### Directions for this task
Count the lines that include the string "compensación", and give only that number.

--- start Data extract ---

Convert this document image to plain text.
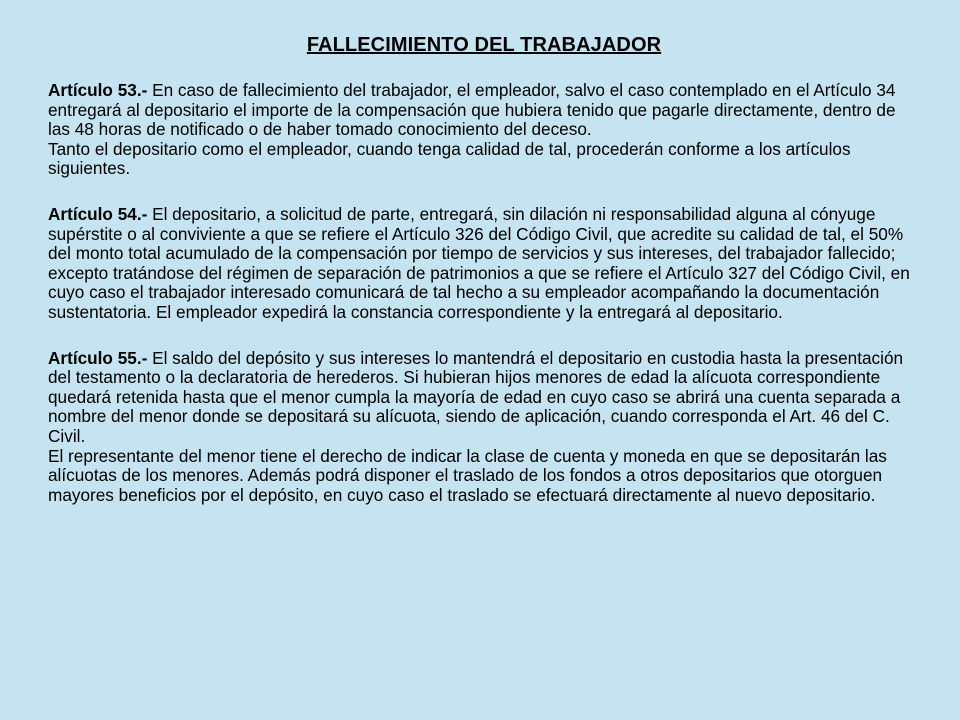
FALLECIMIENTO DEL TRABAJADOR

Artículo 53.- En caso de fallecimiento del trabajador, el empleador, salvo el caso contemplado en el Artículo 34 entregará al depositario el importe de la compensación que hubiera tenido que pagarle directamente, dentro de las 48 horas de notificado o de haber tomado conocimiento del deceso.

Tanto el depositario como el empleador, cuando tenga calidad de tal, procederán conforme a los artículos siguientes.

Artículo 54.- El depositario, a solicitud de parte, entregará, sin dilación ni responsabilidad alguna al cónyuge supérstite o al conviviente a que se refiere el Artículo 326 del Código Civil, que acredite su calidad de tal, el 50% del monto total acumulado de la compensación por tiempo de servicios y sus intereses, del trabajador fallecido; excepto tratándose del régimen de separación de patrimonios a que se refiere el Artículo 327 del Código Civil, en cuyo caso el trabajador interesado comunicará de tal hecho a su empleador acompañando la documentación sustentatoria. El empleador expedirá la constancia correspondiente y la entregará al depositario.

Artículo 55.- El saldo del depósito y sus intereses lo mantendrá el depositario en custodia hasta la presentación del testamento o la declaratoria de herederos. Si hubieran hijos menores de edad la alícuota correspondiente quedará retenida hasta que el menor cumpla la mayoría de edad en cuyo caso se abrirá una cuenta separada a nombre del menor donde se depositará su alícuota, siendo de aplicación, cuando corresponda el Art. 46 del C. Civil.

El representante del menor tiene el derecho de indicar la clase de cuenta y moneda en que se depositarán las alícuotas de los menores. Además podrá disponer el traslado de los fondos a otros depositarios que otorguen mayores beneficios por el depósito, en cuyo caso el traslado se efectuará directamente al nuevo depositario.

--- end Data extract ---

### Worked answer
2